» THE PROBLEM:
Copy out the lines that have "screenshot" in them.

Extracted records:
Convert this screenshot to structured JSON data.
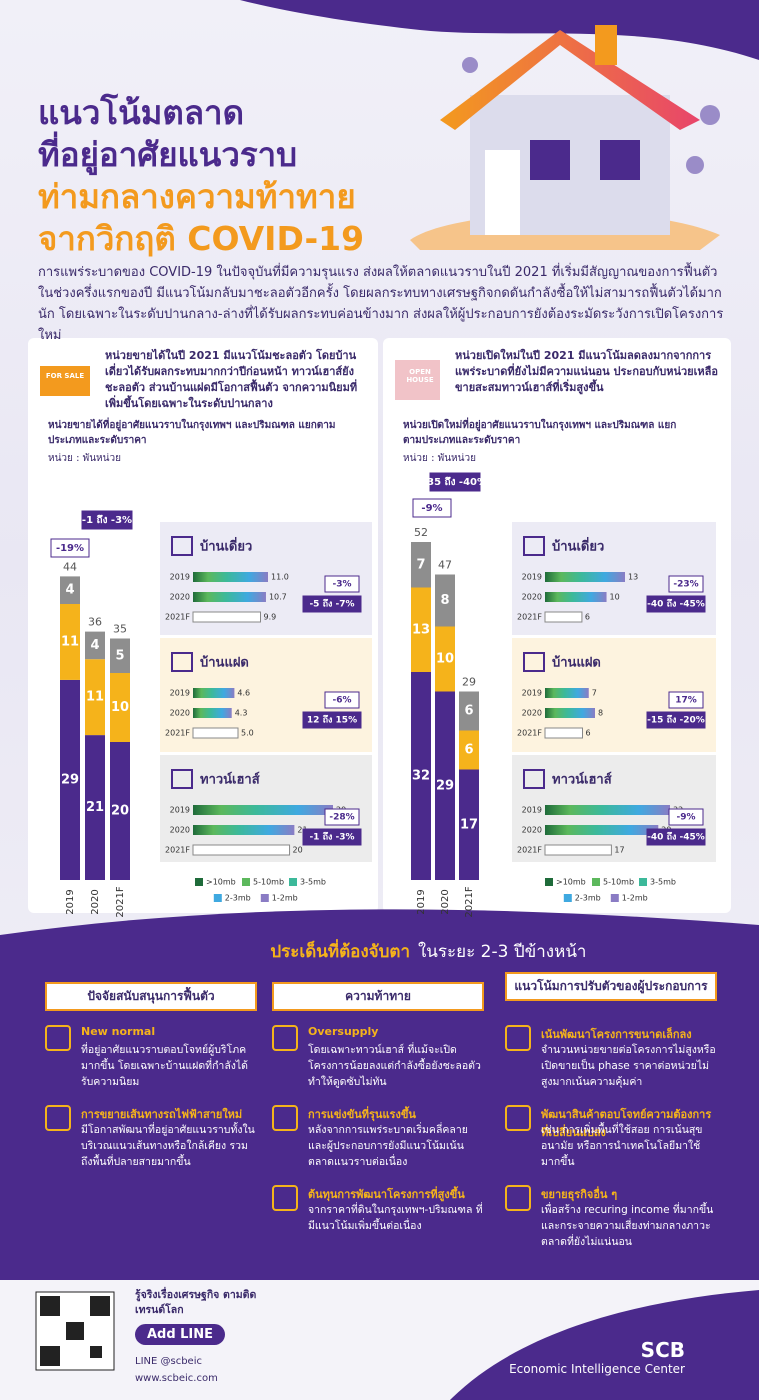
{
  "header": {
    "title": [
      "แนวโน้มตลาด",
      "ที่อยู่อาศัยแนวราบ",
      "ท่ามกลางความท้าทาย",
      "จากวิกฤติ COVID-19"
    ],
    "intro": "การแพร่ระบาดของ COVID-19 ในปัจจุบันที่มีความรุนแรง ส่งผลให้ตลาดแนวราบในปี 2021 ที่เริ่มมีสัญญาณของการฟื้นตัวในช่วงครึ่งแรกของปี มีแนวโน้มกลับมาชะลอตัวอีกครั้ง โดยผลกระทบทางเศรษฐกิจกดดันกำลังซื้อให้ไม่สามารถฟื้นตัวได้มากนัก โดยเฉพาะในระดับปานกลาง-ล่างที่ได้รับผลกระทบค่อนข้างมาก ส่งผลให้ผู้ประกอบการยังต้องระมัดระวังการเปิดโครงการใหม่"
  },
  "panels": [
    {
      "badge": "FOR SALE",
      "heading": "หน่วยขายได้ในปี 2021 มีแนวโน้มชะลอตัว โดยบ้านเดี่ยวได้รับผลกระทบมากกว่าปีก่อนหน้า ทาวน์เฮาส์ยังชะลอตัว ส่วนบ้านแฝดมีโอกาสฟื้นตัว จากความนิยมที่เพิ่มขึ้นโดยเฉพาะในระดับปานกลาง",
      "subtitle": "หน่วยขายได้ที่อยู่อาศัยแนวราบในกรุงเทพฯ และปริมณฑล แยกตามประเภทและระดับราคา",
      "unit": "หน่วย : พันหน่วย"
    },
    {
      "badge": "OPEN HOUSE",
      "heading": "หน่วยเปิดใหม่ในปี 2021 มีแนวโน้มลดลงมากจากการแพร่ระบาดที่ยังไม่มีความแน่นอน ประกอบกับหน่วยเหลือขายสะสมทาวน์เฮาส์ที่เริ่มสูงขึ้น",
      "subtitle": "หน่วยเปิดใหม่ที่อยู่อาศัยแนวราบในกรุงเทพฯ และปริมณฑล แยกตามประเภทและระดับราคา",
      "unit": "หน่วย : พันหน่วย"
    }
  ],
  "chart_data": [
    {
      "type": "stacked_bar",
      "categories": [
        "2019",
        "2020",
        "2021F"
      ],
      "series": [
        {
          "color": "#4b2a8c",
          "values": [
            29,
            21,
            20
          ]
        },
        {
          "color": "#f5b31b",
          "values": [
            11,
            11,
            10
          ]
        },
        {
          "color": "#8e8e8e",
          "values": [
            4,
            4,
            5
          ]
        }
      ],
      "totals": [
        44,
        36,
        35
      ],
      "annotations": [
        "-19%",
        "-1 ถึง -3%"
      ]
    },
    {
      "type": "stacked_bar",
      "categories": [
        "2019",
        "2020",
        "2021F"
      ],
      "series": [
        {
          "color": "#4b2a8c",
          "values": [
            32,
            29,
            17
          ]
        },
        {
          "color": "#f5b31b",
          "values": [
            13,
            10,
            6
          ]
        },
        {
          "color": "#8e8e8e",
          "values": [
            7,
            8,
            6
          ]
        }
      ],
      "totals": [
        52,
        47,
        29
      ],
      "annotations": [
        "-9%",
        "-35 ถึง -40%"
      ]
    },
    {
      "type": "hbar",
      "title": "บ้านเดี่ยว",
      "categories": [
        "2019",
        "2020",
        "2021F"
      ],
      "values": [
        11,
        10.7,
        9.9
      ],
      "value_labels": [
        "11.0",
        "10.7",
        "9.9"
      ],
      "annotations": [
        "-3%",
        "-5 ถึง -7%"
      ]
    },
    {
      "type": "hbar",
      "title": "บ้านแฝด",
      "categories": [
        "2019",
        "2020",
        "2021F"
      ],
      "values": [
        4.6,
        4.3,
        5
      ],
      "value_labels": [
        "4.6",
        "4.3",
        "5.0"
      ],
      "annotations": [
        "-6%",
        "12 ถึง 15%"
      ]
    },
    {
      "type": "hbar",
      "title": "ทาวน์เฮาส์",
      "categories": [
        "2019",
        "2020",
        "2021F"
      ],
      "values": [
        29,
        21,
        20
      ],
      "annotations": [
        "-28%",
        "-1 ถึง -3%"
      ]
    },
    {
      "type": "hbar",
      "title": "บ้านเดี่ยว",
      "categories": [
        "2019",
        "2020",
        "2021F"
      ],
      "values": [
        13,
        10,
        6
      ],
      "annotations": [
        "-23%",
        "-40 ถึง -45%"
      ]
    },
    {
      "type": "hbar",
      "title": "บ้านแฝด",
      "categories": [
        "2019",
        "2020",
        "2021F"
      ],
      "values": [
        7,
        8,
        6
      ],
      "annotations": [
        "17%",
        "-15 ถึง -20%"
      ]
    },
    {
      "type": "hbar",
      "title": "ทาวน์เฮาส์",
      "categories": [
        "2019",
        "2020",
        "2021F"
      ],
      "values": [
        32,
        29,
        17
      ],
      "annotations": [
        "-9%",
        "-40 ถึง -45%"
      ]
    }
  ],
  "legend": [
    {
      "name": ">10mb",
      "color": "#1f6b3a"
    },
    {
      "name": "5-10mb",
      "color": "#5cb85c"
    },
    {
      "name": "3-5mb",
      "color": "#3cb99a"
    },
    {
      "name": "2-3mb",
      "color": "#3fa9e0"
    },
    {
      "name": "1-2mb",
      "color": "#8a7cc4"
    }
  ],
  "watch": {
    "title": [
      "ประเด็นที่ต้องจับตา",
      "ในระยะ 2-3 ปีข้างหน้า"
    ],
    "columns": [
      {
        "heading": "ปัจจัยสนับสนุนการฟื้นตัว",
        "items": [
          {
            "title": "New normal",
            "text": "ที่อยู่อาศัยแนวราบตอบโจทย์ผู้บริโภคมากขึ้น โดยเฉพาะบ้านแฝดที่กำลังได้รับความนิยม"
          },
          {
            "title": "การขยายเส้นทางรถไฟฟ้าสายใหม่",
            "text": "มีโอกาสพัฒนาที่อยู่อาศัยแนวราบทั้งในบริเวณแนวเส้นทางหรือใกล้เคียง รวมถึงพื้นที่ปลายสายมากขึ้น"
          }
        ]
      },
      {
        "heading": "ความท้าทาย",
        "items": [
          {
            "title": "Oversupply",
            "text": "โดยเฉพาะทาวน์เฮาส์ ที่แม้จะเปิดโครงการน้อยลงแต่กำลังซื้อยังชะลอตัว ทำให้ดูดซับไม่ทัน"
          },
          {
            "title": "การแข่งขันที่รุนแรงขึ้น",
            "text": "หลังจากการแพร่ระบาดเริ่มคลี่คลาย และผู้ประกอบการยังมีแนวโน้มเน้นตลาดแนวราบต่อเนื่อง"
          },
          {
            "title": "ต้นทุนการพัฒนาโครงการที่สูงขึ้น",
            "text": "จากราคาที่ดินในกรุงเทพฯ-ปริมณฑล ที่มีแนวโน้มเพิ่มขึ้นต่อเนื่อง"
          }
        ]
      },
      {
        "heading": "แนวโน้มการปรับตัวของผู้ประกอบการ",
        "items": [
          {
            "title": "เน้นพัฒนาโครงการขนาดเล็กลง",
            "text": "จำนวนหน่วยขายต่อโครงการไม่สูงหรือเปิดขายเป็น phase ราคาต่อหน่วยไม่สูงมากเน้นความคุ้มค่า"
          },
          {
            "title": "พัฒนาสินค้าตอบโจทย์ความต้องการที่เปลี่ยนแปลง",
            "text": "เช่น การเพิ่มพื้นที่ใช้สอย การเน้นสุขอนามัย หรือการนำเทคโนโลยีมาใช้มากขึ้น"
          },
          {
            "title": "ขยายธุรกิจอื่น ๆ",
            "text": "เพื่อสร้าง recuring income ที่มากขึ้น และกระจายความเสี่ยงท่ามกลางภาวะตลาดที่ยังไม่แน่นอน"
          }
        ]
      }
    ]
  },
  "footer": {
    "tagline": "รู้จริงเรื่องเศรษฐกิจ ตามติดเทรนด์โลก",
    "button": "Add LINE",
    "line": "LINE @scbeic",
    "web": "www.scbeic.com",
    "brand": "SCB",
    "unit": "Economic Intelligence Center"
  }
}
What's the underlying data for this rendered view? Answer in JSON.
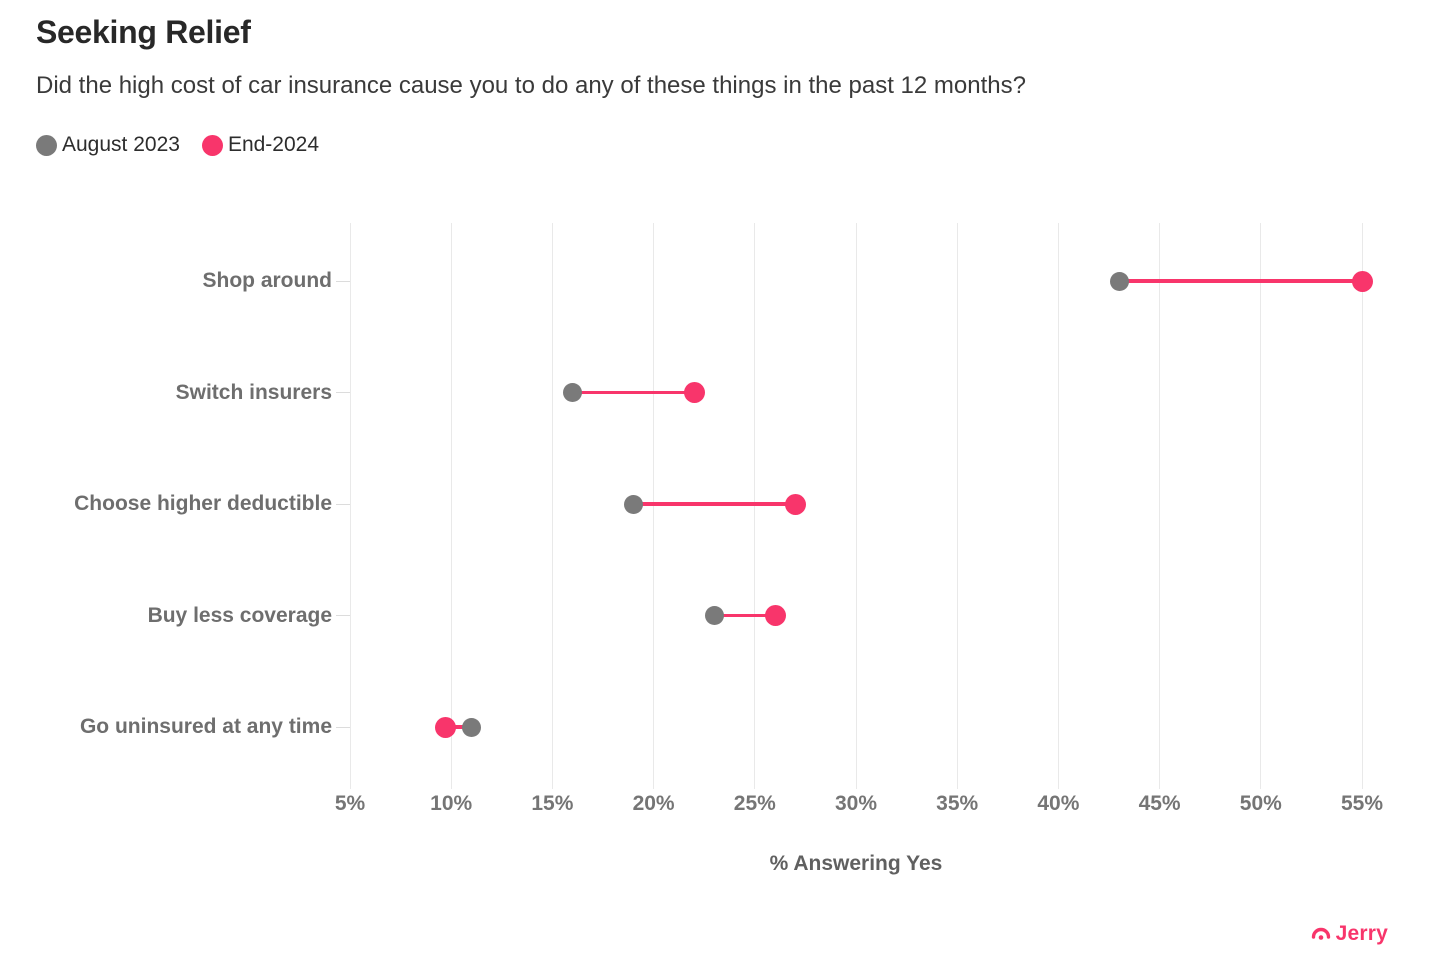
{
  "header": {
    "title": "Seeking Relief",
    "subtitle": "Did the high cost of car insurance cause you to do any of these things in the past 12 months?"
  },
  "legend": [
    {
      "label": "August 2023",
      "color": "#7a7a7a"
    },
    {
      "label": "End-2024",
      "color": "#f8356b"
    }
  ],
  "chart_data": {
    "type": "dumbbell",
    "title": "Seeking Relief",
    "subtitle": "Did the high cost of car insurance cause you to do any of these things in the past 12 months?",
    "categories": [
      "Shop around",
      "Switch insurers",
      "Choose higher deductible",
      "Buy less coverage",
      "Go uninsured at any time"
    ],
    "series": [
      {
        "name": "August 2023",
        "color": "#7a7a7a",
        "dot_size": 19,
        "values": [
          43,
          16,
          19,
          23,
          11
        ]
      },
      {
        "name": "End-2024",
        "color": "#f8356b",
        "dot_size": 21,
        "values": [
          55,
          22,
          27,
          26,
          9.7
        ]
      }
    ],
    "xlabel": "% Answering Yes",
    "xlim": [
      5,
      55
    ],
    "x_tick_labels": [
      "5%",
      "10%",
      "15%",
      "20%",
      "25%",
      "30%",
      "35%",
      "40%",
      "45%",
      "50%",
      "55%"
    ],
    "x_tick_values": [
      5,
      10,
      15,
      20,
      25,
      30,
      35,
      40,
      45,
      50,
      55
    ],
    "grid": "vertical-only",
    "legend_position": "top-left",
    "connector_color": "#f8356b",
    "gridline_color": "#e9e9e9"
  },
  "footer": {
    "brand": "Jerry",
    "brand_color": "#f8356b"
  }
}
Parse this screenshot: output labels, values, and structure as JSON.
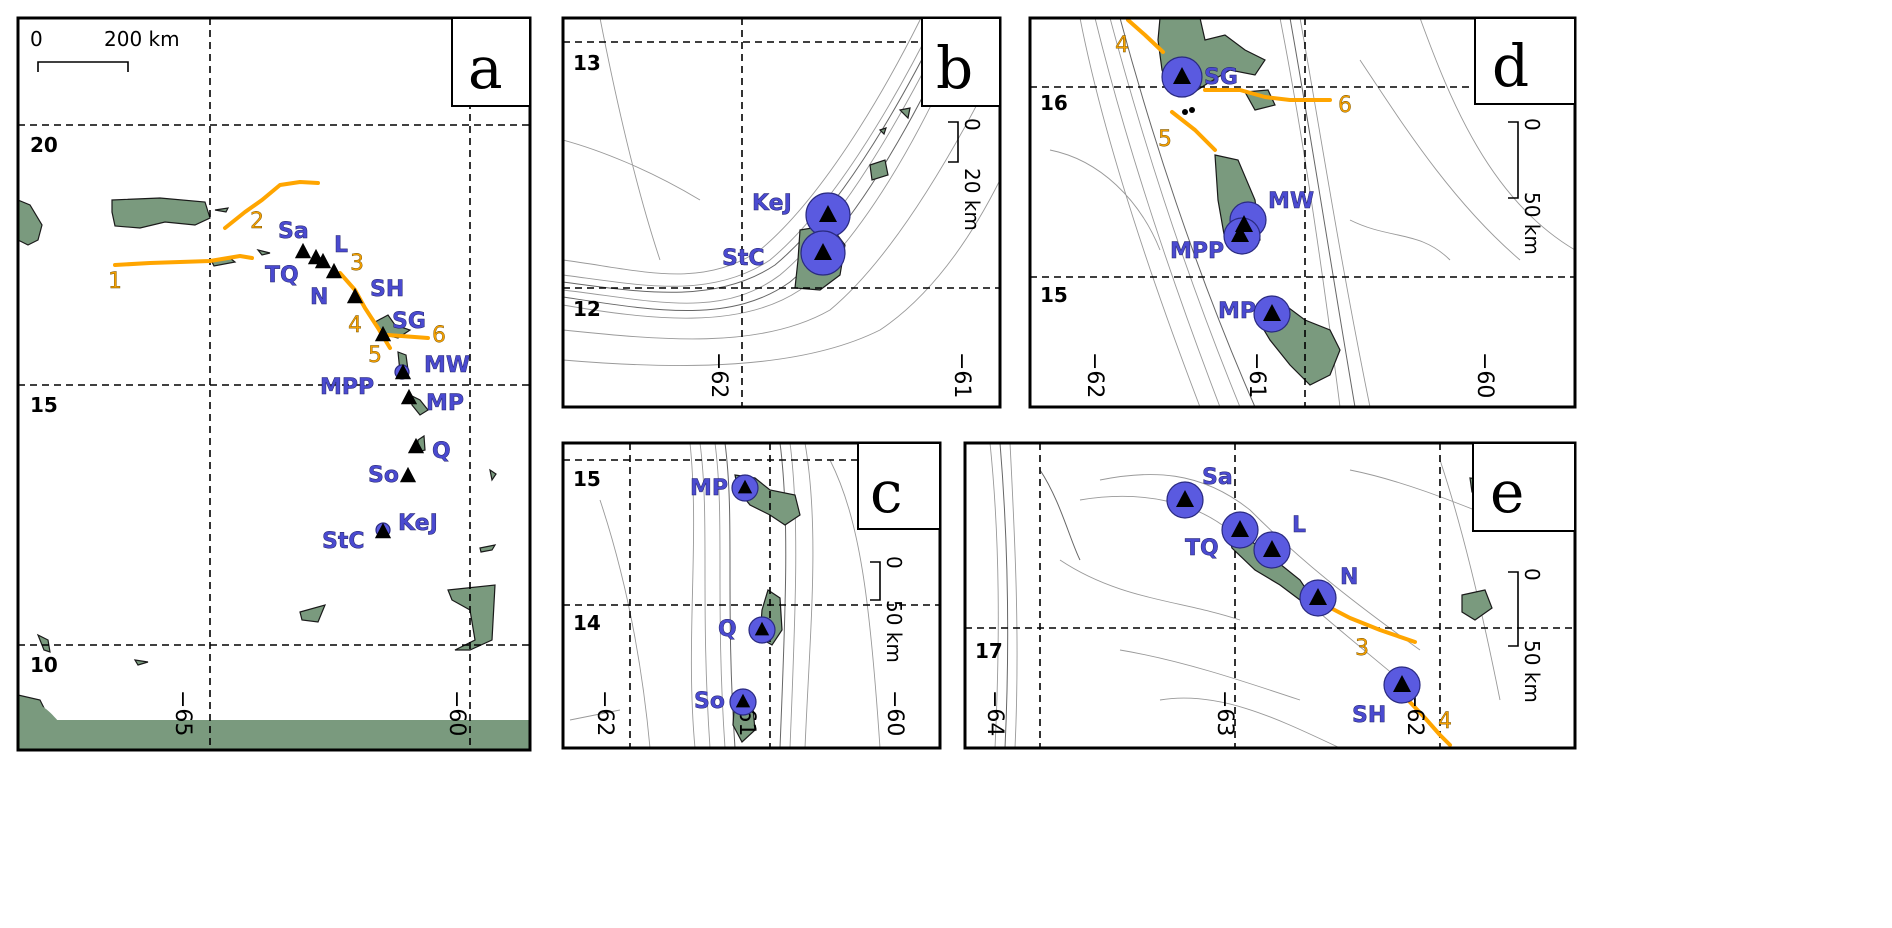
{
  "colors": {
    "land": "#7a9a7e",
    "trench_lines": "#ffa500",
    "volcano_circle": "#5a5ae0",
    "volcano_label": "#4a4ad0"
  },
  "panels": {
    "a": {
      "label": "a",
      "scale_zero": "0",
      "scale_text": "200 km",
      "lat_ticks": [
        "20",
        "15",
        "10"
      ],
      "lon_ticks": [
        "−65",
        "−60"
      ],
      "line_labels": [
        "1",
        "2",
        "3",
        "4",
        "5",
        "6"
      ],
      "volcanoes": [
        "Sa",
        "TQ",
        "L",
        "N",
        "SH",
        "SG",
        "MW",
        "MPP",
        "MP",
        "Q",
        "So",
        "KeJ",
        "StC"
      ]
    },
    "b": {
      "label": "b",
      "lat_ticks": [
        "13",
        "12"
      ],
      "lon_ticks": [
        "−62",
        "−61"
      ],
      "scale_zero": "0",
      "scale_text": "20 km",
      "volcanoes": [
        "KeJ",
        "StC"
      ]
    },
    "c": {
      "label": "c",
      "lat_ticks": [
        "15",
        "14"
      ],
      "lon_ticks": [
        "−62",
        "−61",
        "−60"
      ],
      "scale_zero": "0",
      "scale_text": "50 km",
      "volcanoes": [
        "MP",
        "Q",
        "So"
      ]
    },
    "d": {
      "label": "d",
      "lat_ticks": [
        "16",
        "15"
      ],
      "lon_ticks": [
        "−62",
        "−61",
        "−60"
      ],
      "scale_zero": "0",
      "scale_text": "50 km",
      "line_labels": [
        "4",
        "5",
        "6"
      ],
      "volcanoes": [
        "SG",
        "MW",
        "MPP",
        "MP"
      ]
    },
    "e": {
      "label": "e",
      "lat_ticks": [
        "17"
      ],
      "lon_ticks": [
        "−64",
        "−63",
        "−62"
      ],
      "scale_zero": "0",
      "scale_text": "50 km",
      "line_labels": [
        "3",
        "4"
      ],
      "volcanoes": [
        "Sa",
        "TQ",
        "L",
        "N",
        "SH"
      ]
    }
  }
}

» WRITTEN RESPONSE:
Convert this screenshot to structured JSON data.
Parse this screenshot: output labels, values, and structure as JSON.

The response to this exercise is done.